** Begin **

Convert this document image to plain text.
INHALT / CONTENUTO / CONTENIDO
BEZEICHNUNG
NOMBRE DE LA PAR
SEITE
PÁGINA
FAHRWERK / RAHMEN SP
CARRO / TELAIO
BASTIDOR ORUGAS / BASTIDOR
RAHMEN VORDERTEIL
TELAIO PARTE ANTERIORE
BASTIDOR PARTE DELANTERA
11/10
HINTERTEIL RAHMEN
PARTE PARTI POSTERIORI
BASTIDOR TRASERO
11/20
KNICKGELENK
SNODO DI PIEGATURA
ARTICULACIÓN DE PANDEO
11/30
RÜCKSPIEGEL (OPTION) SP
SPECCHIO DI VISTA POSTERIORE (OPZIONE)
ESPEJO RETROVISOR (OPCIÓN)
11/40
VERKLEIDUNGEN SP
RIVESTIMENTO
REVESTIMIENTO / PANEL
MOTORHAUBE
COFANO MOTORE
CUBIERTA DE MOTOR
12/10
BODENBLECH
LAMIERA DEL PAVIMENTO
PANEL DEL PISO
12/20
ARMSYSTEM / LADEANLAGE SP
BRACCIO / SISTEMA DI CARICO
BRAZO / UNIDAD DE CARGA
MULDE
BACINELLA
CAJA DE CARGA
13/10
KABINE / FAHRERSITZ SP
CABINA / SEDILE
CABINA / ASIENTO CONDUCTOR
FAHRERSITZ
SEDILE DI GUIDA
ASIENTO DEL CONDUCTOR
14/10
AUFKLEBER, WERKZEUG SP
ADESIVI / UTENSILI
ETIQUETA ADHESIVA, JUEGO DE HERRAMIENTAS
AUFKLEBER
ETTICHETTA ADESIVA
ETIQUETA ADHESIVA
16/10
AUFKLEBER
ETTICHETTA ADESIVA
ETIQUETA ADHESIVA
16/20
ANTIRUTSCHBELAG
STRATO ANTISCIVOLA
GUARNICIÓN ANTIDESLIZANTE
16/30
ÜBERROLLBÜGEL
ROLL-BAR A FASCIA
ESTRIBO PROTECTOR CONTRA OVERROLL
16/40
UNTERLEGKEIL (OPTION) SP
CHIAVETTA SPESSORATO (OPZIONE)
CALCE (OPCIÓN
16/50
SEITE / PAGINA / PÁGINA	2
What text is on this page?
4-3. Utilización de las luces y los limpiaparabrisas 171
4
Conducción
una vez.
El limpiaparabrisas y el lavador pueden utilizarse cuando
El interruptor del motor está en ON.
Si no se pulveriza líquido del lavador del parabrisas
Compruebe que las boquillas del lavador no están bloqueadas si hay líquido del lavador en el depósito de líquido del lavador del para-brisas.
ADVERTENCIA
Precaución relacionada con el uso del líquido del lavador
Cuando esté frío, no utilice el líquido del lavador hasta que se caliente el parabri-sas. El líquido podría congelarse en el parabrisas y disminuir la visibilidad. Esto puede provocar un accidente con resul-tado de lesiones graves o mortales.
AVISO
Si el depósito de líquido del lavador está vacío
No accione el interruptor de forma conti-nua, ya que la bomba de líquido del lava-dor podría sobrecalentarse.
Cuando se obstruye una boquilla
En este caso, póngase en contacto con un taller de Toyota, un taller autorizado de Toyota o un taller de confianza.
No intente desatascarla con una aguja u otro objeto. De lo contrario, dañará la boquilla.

** End **

What to work on:
Only the number is wanted: how many lines of these entries contain the string "PARTE"?

The output:
3